* Input records *
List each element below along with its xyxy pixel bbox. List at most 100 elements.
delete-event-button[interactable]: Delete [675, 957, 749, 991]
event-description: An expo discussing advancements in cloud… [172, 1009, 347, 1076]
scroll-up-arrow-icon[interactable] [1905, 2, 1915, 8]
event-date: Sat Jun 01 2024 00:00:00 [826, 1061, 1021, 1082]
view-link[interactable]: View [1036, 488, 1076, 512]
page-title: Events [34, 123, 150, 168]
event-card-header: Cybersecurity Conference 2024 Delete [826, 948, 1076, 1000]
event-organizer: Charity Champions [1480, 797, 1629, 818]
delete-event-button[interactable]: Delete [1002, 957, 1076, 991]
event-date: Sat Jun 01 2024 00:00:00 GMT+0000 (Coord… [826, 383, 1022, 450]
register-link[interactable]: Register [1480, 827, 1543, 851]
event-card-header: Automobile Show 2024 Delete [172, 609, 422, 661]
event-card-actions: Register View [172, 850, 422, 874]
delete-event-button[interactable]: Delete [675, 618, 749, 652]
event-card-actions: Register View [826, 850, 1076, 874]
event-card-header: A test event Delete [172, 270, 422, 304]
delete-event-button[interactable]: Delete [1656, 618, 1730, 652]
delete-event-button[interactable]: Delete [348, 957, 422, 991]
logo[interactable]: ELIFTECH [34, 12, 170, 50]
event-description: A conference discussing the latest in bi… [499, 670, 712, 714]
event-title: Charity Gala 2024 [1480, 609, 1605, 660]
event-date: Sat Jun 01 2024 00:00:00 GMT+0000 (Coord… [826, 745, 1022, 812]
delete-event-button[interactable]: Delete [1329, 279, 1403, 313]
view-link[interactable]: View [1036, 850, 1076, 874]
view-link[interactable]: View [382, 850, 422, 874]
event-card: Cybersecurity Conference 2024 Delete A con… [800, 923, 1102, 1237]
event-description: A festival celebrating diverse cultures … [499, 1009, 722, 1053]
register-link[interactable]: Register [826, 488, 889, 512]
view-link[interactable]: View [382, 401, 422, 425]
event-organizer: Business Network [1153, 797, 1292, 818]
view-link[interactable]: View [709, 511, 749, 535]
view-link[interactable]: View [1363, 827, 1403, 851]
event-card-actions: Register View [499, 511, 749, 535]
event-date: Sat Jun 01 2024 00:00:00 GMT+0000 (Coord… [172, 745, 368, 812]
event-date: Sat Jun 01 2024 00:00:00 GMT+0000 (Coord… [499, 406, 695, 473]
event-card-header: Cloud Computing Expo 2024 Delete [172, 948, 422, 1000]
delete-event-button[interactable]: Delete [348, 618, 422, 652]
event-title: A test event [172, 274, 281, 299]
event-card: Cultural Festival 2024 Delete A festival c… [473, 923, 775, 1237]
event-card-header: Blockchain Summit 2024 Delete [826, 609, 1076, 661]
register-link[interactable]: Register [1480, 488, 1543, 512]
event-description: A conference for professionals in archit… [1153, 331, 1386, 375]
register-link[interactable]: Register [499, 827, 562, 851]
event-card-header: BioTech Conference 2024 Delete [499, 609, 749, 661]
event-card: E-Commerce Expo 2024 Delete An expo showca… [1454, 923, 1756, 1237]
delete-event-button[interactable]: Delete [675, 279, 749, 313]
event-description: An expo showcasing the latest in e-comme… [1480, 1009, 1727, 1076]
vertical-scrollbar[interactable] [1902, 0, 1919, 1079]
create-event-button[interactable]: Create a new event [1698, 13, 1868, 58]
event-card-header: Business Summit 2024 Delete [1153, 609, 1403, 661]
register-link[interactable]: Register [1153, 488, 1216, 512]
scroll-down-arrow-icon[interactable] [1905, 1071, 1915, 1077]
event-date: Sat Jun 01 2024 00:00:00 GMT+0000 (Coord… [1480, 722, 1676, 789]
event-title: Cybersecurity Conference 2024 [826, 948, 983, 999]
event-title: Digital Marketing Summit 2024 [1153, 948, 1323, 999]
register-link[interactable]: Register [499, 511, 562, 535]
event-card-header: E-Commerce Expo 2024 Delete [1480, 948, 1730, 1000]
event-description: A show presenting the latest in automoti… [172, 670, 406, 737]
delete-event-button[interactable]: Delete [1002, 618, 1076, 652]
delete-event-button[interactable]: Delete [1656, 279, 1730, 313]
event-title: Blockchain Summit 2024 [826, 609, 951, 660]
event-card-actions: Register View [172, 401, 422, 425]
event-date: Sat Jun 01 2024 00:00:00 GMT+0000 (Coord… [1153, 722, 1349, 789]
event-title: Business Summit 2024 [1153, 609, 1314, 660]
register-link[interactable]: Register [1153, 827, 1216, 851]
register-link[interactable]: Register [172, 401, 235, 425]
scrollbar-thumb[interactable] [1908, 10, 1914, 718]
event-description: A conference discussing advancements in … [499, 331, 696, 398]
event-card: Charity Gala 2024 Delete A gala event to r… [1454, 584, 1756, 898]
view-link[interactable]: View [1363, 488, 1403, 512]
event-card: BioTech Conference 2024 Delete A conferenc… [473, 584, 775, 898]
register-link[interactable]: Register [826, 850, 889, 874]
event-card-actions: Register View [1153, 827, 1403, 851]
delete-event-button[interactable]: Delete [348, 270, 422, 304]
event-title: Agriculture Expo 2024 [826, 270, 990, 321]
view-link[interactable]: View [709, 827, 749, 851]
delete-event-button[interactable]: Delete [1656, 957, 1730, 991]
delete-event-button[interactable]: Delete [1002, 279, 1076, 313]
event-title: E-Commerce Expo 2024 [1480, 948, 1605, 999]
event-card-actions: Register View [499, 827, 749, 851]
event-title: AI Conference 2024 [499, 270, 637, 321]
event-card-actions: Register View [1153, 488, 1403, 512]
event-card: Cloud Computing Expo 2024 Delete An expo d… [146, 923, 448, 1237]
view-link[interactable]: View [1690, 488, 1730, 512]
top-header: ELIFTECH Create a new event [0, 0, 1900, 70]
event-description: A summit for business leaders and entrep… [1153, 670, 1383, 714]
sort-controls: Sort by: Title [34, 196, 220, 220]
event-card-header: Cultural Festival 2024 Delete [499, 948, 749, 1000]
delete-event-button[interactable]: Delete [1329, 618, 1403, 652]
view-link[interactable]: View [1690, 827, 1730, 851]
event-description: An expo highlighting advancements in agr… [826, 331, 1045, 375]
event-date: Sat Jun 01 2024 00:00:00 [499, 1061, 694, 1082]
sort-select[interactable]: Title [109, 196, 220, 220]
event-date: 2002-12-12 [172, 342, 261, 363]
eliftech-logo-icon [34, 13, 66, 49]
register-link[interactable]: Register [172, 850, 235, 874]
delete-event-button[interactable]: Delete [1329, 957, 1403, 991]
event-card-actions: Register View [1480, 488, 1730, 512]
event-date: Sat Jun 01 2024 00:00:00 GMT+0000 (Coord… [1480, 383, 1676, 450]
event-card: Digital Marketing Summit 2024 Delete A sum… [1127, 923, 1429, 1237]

* Task statement *
Gather every line from the rows above that contains the string "Blockchain". Case counts.

* Right answer *
event-card-header: Blockchain Summit 2024 Delete [826, 609, 1076, 661]
event-title: Blockchain Summit 2024 [826, 609, 951, 660]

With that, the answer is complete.